Find every line in the records below that holds the word "Bushirah" and copy it.

== == ==

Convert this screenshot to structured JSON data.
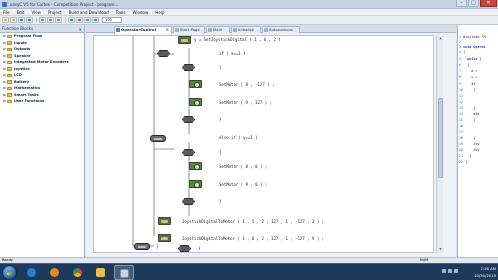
{
  "window": {
    "title": "easyC V5 for Cortex - Competition Project - program..."
  },
  "menu": [
    "File",
    "Edit",
    "View",
    "Project",
    "Build and Download",
    "Tools",
    "Window",
    "Help"
  ],
  "toolbar": {
    "zoom_value": "100"
  },
  "function_blocks": {
    "header": "Function Blocks",
    "items": [
      {
        "label": "Program Flow"
      },
      {
        "label": "Inputs"
      },
      {
        "label": "Outputs"
      },
      {
        "label": "Speaker"
      },
      {
        "label": "Integrated Motor Encoders"
      },
      {
        "label": "Joystick"
      },
      {
        "label": "LCD"
      },
      {
        "label": "Battery"
      },
      {
        "label": "Mathematics"
      },
      {
        "label": "Smart Tasks"
      },
      {
        "label": "User Functions"
      }
    ]
  },
  "tabs": [
    {
      "label": "OperatorControl",
      "active": true
    },
    {
      "label": "Start Page",
      "active": false
    },
    {
      "label": "Main",
      "active": false
    },
    {
      "label": "Initialize",
      "active": false
    },
    {
      "label": "Autonomous",
      "active": false
    }
  ],
  "code": {
    "line1": "y = GetJoystickDigital ( 1 , 6 , 2 )",
    "if_block": "if ( a==1 )",
    "brace_open_1": "{",
    "motor_1": "SetMotor ( 8 , -127 ) ;",
    "motor_2": "SetMotor ( 9 , 127 ) ;",
    "brace_close_1": "}",
    "else_block": "else if ( y==1 )",
    "brace_open_2": "{",
    "motor_3": "SetMotor ( 8 , 0 ) ;",
    "motor_4": "SetMotor ( 9 , 0 ) ;",
    "brace_close_2": "}",
    "joy_1": "JoystickDigitalToMotor ( 1 , 5 , 2 , 127 , 1 , -127 , 3 ) ;",
    "joy_2": "JoystickDigitalToMotor ( 1 , 6 , 2 , 127 , 1 , -127 , 9 ) ;",
    "brace_close_3": "}",
    "brace_close_4": "}"
  },
  "code_panel": {
    "lines": [
      {
        "n": "1",
        "t": "#include \"M"
      },
      {
        "n": "2",
        "t": ""
      },
      {
        "n": "3",
        "t": "void Operat"
      },
      {
        "n": "4",
        "t": "{"
      },
      {
        "n": "5",
        "t": "  while ("
      },
      {
        "n": "6",
        "t": "  {"
      },
      {
        "n": "7",
        "t": "    a ="
      },
      {
        "n": "8",
        "t": "    y ="
      },
      {
        "n": "9",
        "t": "    if"
      },
      {
        "n": "10",
        "t": "    {"
      },
      {
        "n": "11",
        "t": ""
      },
      {
        "n": "12",
        "t": ""
      },
      {
        "n": "13",
        "t": "    }"
      },
      {
        "n": "14",
        "t": "    els"
      },
      {
        "n": "15",
        "t": "    {"
      },
      {
        "n": "16",
        "t": ""
      },
      {
        "n": "17",
        "t": ""
      },
      {
        "n": "18",
        "t": "    }"
      },
      {
        "n": "19",
        "t": "    Joy"
      },
      {
        "n": "20",
        "t": "    Joy"
      },
      {
        "n": "21",
        "t": "  }"
      },
      {
        "n": "22",
        "t": "}"
      }
    ]
  },
  "status": {
    "left": "Ready",
    "caps": "NUM",
    "clock_time": "7:56 AM",
    "clock_date": "10/30/2015"
  },
  "taskbar": {
    "apps": [
      "explorer",
      "media-player",
      "chrome",
      "folder",
      "easyc"
    ]
  }
}
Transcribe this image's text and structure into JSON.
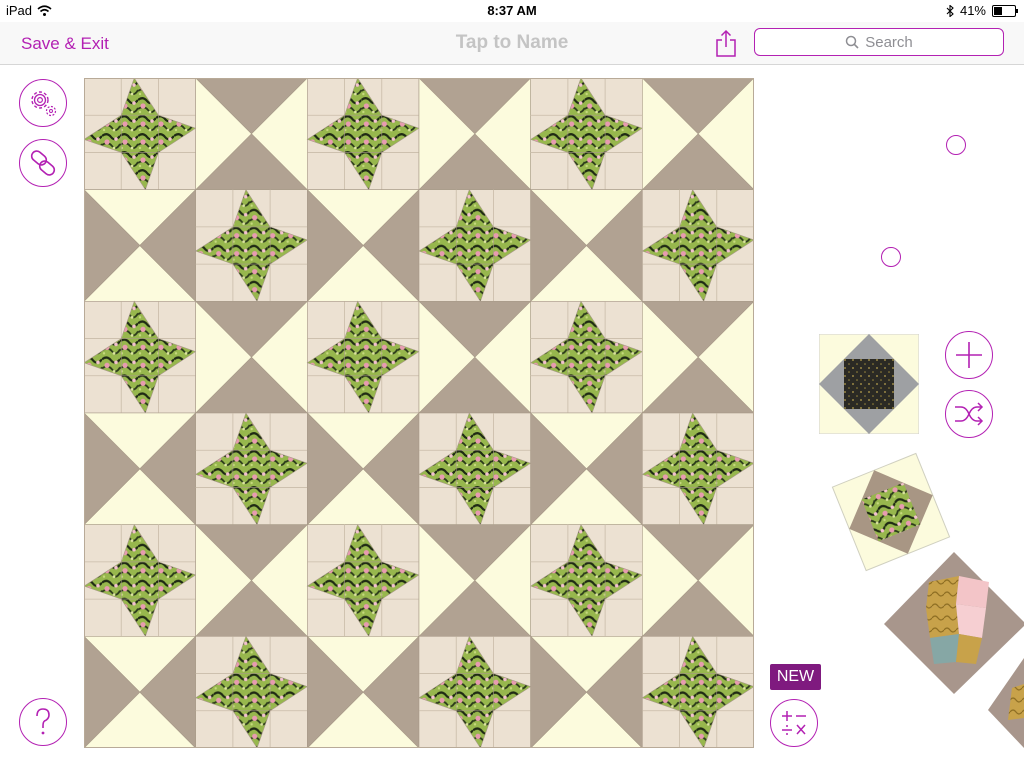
{
  "status_bar": {
    "device": "iPad",
    "time": "8:37 AM",
    "battery_text": "41%",
    "battery_level": 0.41
  },
  "nav": {
    "save_exit": "Save & Exit",
    "title": "Tap to Name",
    "search_placeholder": "Search"
  },
  "quilt": {
    "rows": 6,
    "cols": 6
  },
  "new_badge": "NEW",
  "icons": [
    "wifi-icon",
    "bluetooth-icon",
    "battery-icon",
    "share-icon",
    "search-icon",
    "settings-icon",
    "link-icon",
    "help-icon",
    "add-icon",
    "shuffle-icon",
    "calculator-icon"
  ],
  "colors": {
    "accent": "#b321b3",
    "badge": "#7f1a7f",
    "taupe": "#b1a292",
    "cream": "#fcfbdd",
    "beige": "#ece1d2",
    "floral_green": "#9cba52"
  }
}
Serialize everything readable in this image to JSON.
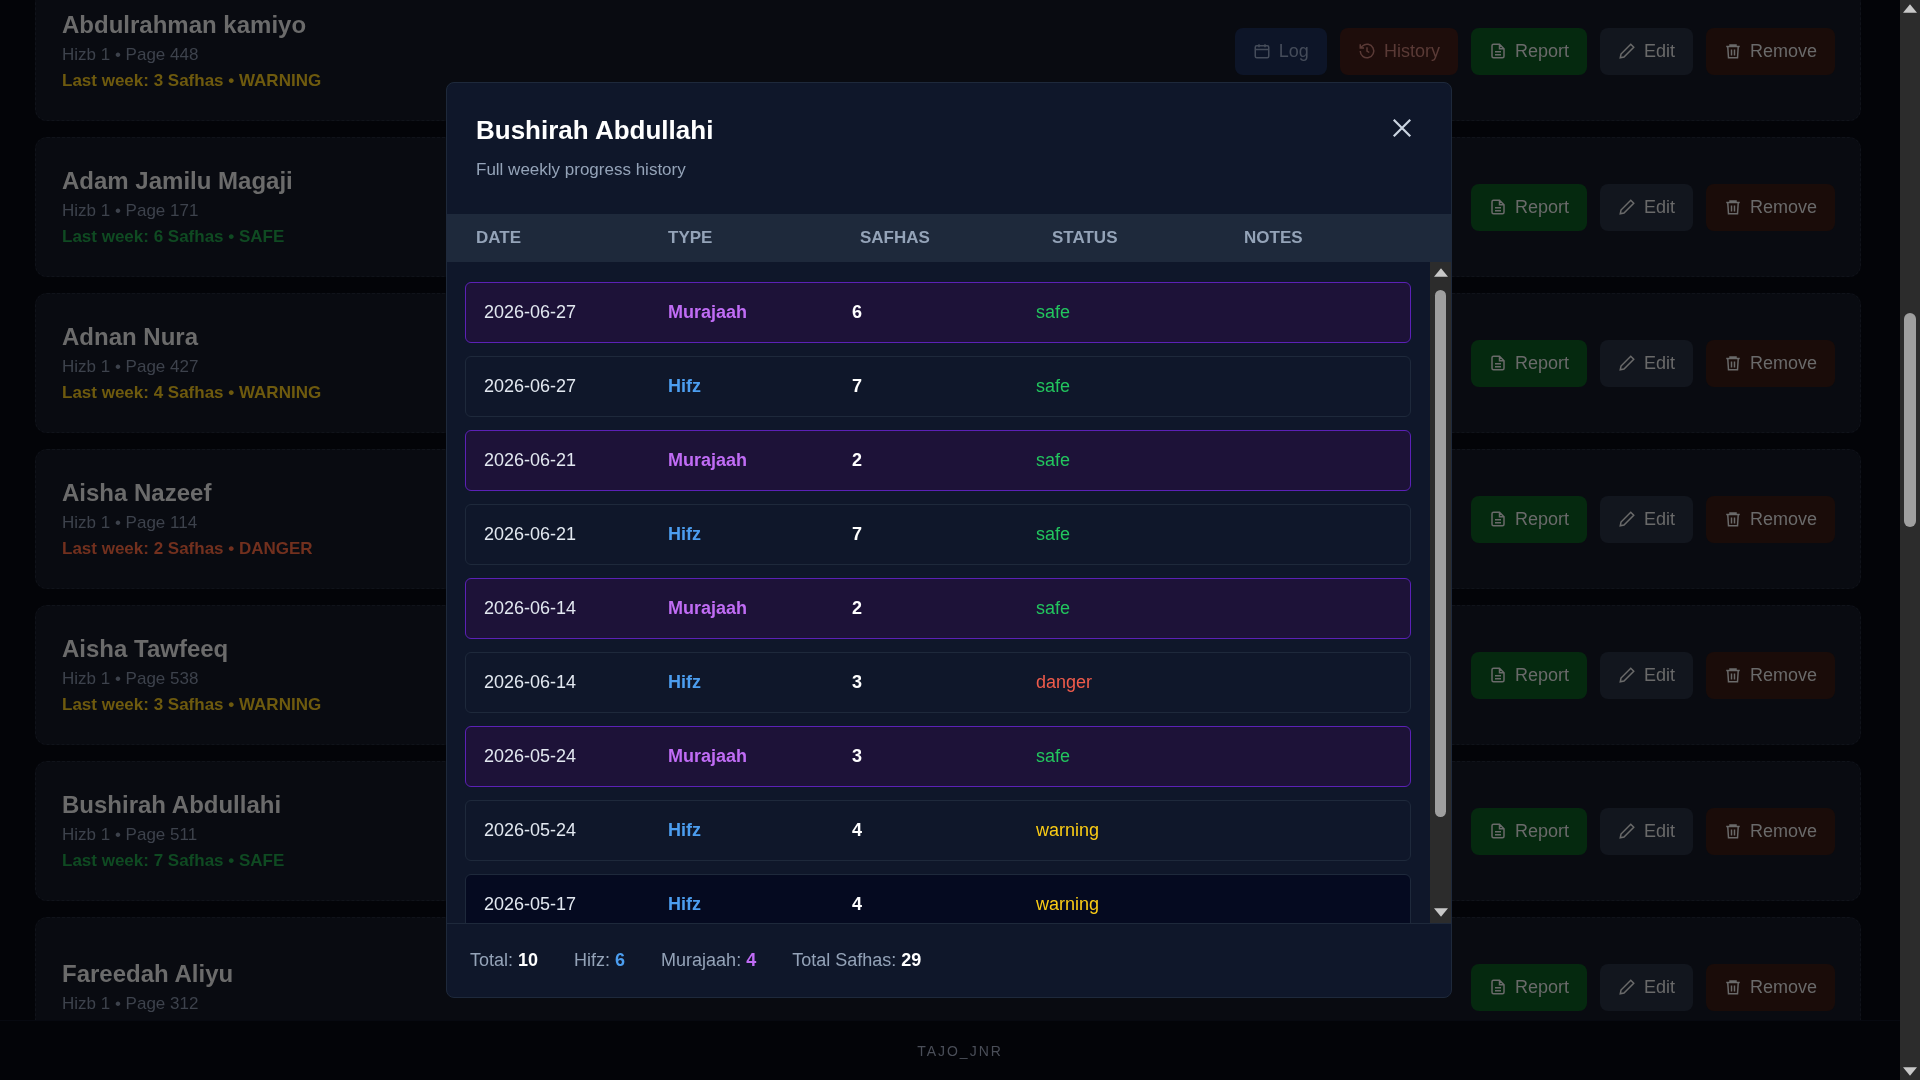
{
  "students": [
    {
      "name": "Abdulrahman kamiyo",
      "meta": "Hizb 1 • Page 448",
      "last_week": "Last week: 3 Safhas • WARNING",
      "color": "#6e5a0e",
      "buttons": [
        {
          "kind": "log",
          "label": "Log"
        },
        {
          "kind": "history",
          "label": "History"
        },
        {
          "kind": "report",
          "label": "Report"
        },
        {
          "kind": "edit",
          "label": "Edit"
        },
        {
          "kind": "remove",
          "label": "Remove"
        }
      ]
    },
    {
      "name": "Adam Jamilu Magaji",
      "meta": "Hizb 1 • Page 171",
      "last_week": "Last week: 6 Safhas • SAFE",
      "color": "#0f4a22",
      "buttons": [
        {
          "kind": "report",
          "label": "Report"
        },
        {
          "kind": "edit",
          "label": "Edit"
        },
        {
          "kind": "remove",
          "label": "Remove"
        }
      ]
    },
    {
      "name": "Adnan Nura",
      "meta": "Hizb 1 • Page 427",
      "last_week": "Last week: 4 Safhas • WARNING",
      "color": "#6e5a0e",
      "buttons": [
        {
          "kind": "report",
          "label": "Report"
        },
        {
          "kind": "edit",
          "label": "Edit"
        },
        {
          "kind": "remove",
          "label": "Remove"
        }
      ]
    },
    {
      "name": "Aisha Nazeef",
      "meta": "Hizb 1 • Page 114",
      "last_week": "Last week: 2 Safhas • DANGER",
      "color": "#72301e",
      "buttons": [
        {
          "kind": "report",
          "label": "Report"
        },
        {
          "kind": "edit",
          "label": "Edit"
        },
        {
          "kind": "remove",
          "label": "Remove"
        }
      ]
    },
    {
      "name": "Aisha Tawfeeq",
      "meta": "Hizb 1 • Page 538",
      "last_week": "Last week: 3 Safhas • WARNING",
      "color": "#6e5a0e",
      "buttons": [
        {
          "kind": "report",
          "label": "Report"
        },
        {
          "kind": "edit",
          "label": "Edit"
        },
        {
          "kind": "remove",
          "label": "Remove"
        }
      ]
    },
    {
      "name": "Bushirah Abdullahi",
      "meta": "Hizb 1 • Page 511",
      "last_week": "Last week: 7 Safhas • SAFE",
      "color": "#0f4a22",
      "buttons": [
        {
          "kind": "report",
          "label": "Report"
        },
        {
          "kind": "edit",
          "label": "Edit"
        },
        {
          "kind": "remove",
          "label": "Remove"
        }
      ]
    },
    {
      "name": "Fareedah Aliyu",
      "meta": "Hizb 1 • Page 312",
      "buttons": [
        {
          "kind": "report",
          "label": "Report"
        },
        {
          "kind": "edit",
          "label": "Edit"
        },
        {
          "kind": "remove",
          "label": "Remove"
        }
      ]
    }
  ],
  "footer": "TAJO_JNR",
  "modal": {
    "title": "Bushirah Abdullahi",
    "subtitle": "Full weekly progress history",
    "columns": [
      "DATE",
      "TYPE",
      "SAFHAS",
      "STATUS",
      "NOTES"
    ],
    "rows": [
      {
        "date": "2026-06-27",
        "type": "Murajaah",
        "kind": "murajaah",
        "safhas": "6",
        "status": "safe",
        "color": "#22c55e",
        "highlighted": false
      },
      {
        "date": "2026-06-27",
        "type": "Hifz",
        "kind": "hifz",
        "safhas": "7",
        "status": "safe",
        "color": "#22c55e",
        "highlighted": false
      },
      {
        "date": "2026-06-21",
        "type": "Murajaah",
        "kind": "murajaah",
        "safhas": "2",
        "status": "safe",
        "color": "#22c55e",
        "highlighted": false
      },
      {
        "date": "2026-06-21",
        "type": "Hifz",
        "kind": "hifz",
        "safhas": "7",
        "status": "safe",
        "color": "#22c55e",
        "highlighted": false
      },
      {
        "date": "2026-06-14",
        "type": "Murajaah",
        "kind": "murajaah",
        "safhas": "2",
        "status": "safe",
        "color": "#22c55e",
        "highlighted": false
      },
      {
        "date": "2026-06-14",
        "type": "Hifz",
        "kind": "hifz",
        "safhas": "3",
        "status": "danger",
        "color": "#ef5b4b",
        "highlighted": false
      },
      {
        "date": "2026-05-24",
        "type": "Murajaah",
        "kind": "murajaah",
        "safhas": "3",
        "status": "safe",
        "color": "#22c55e",
        "highlighted": false
      },
      {
        "date": "2026-05-24",
        "type": "Hifz",
        "kind": "hifz",
        "safhas": "4",
        "status": "warning",
        "color": "#facc15",
        "highlighted": false
      },
      {
        "date": "2026-05-17",
        "type": "Hifz",
        "kind": "hifz",
        "safhas": "4",
        "status": "warning",
        "color": "#facc15",
        "highlighted": true
      }
    ],
    "stats": [
      {
        "label": "Total:",
        "value": "10",
        "color": "#ffffff"
      },
      {
        "label": "Hifz:",
        "value": "6",
        "color": "#4c9ef0"
      },
      {
        "label": "Murajaah:",
        "value": "4",
        "color": "#c06cf5"
      },
      {
        "label": "Total Safhas:",
        "value": "29",
        "color": "#ffffff"
      }
    ]
  }
}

== == ==

- _Exercise answer_
      "name": "Bushirah Abdullahi",
    "title": "Bushirah Abdullahi",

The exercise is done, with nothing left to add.